### Your assignment
Each line below needs to be repeated precisely as it is.

### Data shown
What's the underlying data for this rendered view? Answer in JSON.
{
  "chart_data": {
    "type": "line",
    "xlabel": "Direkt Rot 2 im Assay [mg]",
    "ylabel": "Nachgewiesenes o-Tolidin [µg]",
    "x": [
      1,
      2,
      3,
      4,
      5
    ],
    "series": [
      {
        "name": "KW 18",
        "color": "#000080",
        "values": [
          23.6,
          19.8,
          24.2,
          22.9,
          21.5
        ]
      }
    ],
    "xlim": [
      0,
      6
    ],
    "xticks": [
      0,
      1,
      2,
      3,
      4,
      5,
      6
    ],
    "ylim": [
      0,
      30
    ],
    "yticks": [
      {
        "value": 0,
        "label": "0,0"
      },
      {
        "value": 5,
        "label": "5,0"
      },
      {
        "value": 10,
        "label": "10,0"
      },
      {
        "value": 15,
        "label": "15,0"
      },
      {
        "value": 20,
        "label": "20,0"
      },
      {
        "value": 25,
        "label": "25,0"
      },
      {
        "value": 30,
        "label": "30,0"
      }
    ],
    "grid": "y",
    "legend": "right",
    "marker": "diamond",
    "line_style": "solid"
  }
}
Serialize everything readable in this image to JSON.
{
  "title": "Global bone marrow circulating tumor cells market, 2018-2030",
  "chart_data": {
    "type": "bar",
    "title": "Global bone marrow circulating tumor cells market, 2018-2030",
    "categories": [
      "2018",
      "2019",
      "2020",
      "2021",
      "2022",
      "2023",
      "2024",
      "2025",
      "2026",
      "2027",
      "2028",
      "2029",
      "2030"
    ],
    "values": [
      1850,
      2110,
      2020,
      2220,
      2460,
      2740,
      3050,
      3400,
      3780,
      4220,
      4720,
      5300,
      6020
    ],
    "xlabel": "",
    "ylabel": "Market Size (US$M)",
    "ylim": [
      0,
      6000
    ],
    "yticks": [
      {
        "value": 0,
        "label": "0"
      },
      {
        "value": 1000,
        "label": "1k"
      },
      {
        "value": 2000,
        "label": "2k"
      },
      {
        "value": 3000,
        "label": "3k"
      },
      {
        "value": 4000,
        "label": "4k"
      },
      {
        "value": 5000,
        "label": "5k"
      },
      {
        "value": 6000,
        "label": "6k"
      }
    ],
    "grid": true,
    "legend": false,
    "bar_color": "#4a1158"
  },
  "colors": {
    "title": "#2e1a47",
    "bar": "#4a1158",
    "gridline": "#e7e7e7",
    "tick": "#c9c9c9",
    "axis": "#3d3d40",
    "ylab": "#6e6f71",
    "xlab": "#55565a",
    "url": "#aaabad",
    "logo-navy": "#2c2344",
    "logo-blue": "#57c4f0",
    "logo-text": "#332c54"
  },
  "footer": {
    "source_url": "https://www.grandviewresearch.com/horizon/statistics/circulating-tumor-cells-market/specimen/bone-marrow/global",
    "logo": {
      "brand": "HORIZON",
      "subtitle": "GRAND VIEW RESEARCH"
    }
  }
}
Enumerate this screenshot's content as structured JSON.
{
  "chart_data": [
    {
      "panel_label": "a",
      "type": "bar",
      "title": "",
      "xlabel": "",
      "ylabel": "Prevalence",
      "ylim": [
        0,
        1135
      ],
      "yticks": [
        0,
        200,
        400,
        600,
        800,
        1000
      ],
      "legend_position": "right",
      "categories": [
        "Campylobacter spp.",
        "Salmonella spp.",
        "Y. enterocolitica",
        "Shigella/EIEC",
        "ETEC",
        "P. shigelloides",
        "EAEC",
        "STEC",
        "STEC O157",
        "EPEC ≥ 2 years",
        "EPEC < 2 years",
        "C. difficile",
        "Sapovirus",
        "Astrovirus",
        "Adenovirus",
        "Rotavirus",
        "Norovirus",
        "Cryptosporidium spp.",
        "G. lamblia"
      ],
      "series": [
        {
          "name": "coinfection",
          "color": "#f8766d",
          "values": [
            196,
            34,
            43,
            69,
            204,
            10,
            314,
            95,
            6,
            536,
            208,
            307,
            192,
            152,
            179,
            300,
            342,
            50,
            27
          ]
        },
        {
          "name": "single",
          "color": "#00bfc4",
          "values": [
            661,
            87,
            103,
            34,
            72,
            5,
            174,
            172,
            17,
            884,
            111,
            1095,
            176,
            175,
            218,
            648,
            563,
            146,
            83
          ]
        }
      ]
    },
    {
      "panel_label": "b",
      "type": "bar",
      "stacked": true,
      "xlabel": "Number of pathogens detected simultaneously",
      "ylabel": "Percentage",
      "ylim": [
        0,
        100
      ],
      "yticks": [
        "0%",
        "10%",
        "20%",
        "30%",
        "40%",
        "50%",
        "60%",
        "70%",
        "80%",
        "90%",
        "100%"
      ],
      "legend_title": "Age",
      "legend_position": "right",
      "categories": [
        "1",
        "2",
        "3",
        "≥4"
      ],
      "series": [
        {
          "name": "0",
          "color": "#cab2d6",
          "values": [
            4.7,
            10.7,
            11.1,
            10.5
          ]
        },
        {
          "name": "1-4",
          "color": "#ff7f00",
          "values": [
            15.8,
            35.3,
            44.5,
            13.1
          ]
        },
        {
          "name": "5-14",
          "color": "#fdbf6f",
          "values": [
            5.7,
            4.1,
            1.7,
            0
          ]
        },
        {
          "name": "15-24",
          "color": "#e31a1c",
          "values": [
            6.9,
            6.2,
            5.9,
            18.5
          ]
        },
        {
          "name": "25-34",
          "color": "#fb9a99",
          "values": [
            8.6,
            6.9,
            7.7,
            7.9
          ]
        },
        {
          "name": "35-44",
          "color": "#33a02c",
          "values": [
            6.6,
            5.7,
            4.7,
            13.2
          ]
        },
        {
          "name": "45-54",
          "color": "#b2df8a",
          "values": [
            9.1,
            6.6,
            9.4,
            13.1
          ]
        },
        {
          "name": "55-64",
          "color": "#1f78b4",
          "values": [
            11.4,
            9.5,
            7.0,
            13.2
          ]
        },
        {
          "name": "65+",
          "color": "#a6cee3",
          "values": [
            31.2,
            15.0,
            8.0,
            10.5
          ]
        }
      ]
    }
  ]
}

### Answer
What's the underlying data for this rendered view? Answer in JSON.
{
  "chart_data": {
    "type": "line",
    "xlabel": "Direkt Rot 2 im Assay [mg]",
    "ylabel": "Nachgewiesenes o-Tolidin [µg]",
    "x": [
      1,
      2,
      3,
      4,
      5
    ],
    "series": [
      {
        "name": "KW 18",
        "color": "#000080",
        "values": [
          23.6,
          19.8,
          24.2,
          22.9,
          21.5
        ]
      }
    ],
    "xlim": [
      0,
      6
    ],
    "xticks": [
      0,
      1,
      2,
      3,
      4,
      5,
      6
    ],
    "ylim": [
      0,
      30
    ],
    "yticks": [
      {
        "value": 0,
        "label": "0,0"
      },
      {
        "value": 5,
        "label": "5,0"
      },
      {
        "value": 10,
        "label": "10,0"
      },
      {
        "value": 15,
        "label": "15,0"
      },
      {
        "value": 20,
        "label": "20,0"
      },
      {
        "value": 25,
        "label": "25,0"
      },
      {
        "value": 30,
        "label": "30,0"
      }
    ],
    "grid": "y",
    "legend": "right",
    "marker": "diamond",
    "line_style": "solid"
  }
}
Serialize everything readable in this image to JSON.
{
  "title": "Global bone marrow circulating tumor cells market, 2018-2030",
  "chart_data": {
    "type": "bar",
    "title": "Global bone marrow circulating tumor cells market, 2018-2030",
    "categories": [
      "2018",
      "2019",
      "2020",
      "2021",
      "2022",
      "2023",
      "2024",
      "2025",
      "2026",
      "2027",
      "2028",
      "2029",
      "2030"
    ],
    "values": [
      1850,
      2110,
      2020,
      2220,
      2460,
      2740,
      3050,
      3400,
      3780,
      4220,
      4720,
      5300,
      6020
    ],
    "xlabel": "",
    "ylabel": "Market Size (US$M)",
    "ylim": [
      0,
      6000
    ],
    "yticks": [
      {
        "value": 0,
        "label": "0"
      },
      {
        "value": 1000,
        "label": "1k"
      },
      {
        "value": 2000,
        "label": "2k"
      },
      {
        "value": 3000,
        "label": "3k"
      },
      {
        "value": 4000,
        "label": "4k"
      },
      {
        "value": 5000,
        "label": "5k"
      },
      {
        "value": 6000,
        "label": "6k"
      }
    ],
    "grid": true,
    "legend": false,
    "bar_color": "#4a1158"
  },
  "colors": {
    "title": "#2e1a47",
    "bar": "#4a1158",
    "gridline": "#e7e7e7",
    "tick": "#c9c9c9",
    "axis": "#3d3d40",
    "ylab": "#6e6f71",
    "xlab": "#55565a",
    "url": "#aaabad",
    "logo-navy": "#2c2344",
    "logo-blue": "#57c4f0",
    "logo-text": "#332c54"
  },
  "footer": {
    "source_url": "https://www.grandviewresearch.com/horizon/statistics/circulating-tumor-cells-market/specimen/bone-marrow/global",
    "logo": {
      "brand": "HORIZON",
      "subtitle": "GRAND VIEW RESEARCH"
    }
  }
}
Enumerate this screenshot's content as structured JSON.
{
  "chart_data": [
    {
      "panel_label": "a",
      "type": "bar",
      "title": "",
      "xlabel": "",
      "ylabel": "Prevalence",
      "ylim": [
        0,
        1135
      ],
      "yticks": [
        0,
        200,
        400,
        600,
        800,
        1000
      ],
      "legend_position": "right",
      "categories": [
        "Campylobacter spp.",
        "Salmonella spp.",
        "Y. enterocolitica",
        "Shigella/EIEC",
        "ETEC",
        "P. shigelloides",
        "EAEC",
        "STEC",
        "STEC O157",
        "EPEC ≥ 2 years",
        "EPEC < 2 years",
        "C. difficile",
        "Sapovirus",
        "Astrovirus",
        "Adenovirus",
        "Rotavirus",
        "Norovirus",
        "Cryptosporidium spp.",
        "G. lamblia"
      ],
      "series": [
        {
          "name": "coinfection",
          "color": "#f8766d",
          "values": [
            196,
            34,
            43,
            69,
            204,
            10,
            314,
            95,
            6,
            536,
            208,
            307,
            192,
            152,
            179,
            300,
            342,
            50,
            27
          ]
        },
        {
          "name": "single",
          "color": "#00bfc4",
          "values": [
            661,
            87,
            103,
            34,
            72,
            5,
            174,
            172,
            17,
            884,
            111,
            1095,
            176,
            175,
            218,
            648,
            563,
            146,
            83
          ]
        }
      ]
    },
    {
      "panel_label": "b",
      "type": "bar",
      "stacked": true,
      "xlabel": "Number of pathogens detected simultaneously",
      "ylabel": "Percentage",
      "ylim": [
        0,
        100
      ],
      "yticks": [
        "0%",
        "10%",
        "20%",
        "30%",
        "40%",
        "50%",
        "60%",
        "70%",
        "80%",
        "90%",
        "100%"
      ],
      "legend_title": "Age",
      "legend_position": "right",
      "categories": [
        "1",
        "2",
        "3",
        "≥4"
      ],
      "series": [
        {
          "name": "0",
          "color": "#cab2d6",
          "values": [
            4.7,
            10.7,
            11.1,
            10.5
          ]
        },
        {
          "name": "1-4",
          "color": "#ff7f00",
          "values": [
            15.8,
            35.3,
            44.5,
            13.1
          ]
        },
        {
          "name": "5-14",
          "color": "#fdbf6f",
          "values": [
            5.7,
            4.1,
            1.7,
            0
          ]
        },
        {
          "name": "15-24",
          "color": "#e31a1c",
          "values": [
            6.9,
            6.2,
            5.9,
            18.5
          ]
        },
        {
          "name": "25-34",
          "color": "#fb9a99",
          "values": [
            8.6,
            6.9,
            7.7,
            7.9
          ]
        },
        {
          "name": "35-44",
          "color": "#33a02c",
          "values": [
            6.6,
            5.7,
            4.7,
            13.2
          ]
        },
        {
          "name": "45-54",
          "color": "#b2df8a",
          "values": [
            9.1,
            6.6,
            9.4,
            13.1
          ]
        },
        {
          "name": "55-64",
          "color": "#1f78b4",
          "values": [
            11.4,
            9.5,
            7.0,
            13.2
          ]
        },
        {
          "name": "65+",
          "color": "#a6cee3",
          "values": [
            31.2,
            15.0,
            8.0,
            10.5
          ]
        }
      ]
    }
  ]
}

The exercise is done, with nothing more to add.